# [Requirements]
Using the entries that follow, collect the lines where the word "text" appears.

[Records excerpted from a collection]
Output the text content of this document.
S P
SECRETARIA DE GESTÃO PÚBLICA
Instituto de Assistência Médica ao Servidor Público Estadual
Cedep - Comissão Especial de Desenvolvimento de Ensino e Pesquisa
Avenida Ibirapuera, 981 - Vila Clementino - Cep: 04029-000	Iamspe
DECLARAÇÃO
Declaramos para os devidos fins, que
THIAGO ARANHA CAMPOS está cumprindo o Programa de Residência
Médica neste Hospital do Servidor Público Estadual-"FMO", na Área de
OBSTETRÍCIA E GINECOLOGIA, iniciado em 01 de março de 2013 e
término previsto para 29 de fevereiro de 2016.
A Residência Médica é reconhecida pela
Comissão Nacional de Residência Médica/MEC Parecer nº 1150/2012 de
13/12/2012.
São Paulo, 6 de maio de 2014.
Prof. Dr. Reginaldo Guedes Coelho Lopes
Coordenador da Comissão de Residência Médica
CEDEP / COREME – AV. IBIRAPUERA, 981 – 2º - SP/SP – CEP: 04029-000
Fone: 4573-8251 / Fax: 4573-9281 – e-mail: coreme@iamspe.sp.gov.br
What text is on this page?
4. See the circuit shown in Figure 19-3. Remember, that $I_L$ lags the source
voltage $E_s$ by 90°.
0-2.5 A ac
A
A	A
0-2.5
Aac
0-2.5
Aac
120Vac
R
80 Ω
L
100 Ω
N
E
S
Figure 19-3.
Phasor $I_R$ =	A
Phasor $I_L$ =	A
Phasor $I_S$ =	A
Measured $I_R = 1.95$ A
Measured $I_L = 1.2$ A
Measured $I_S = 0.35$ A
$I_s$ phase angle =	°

# [Task output]
Output the text content of this document.
What text is on this page?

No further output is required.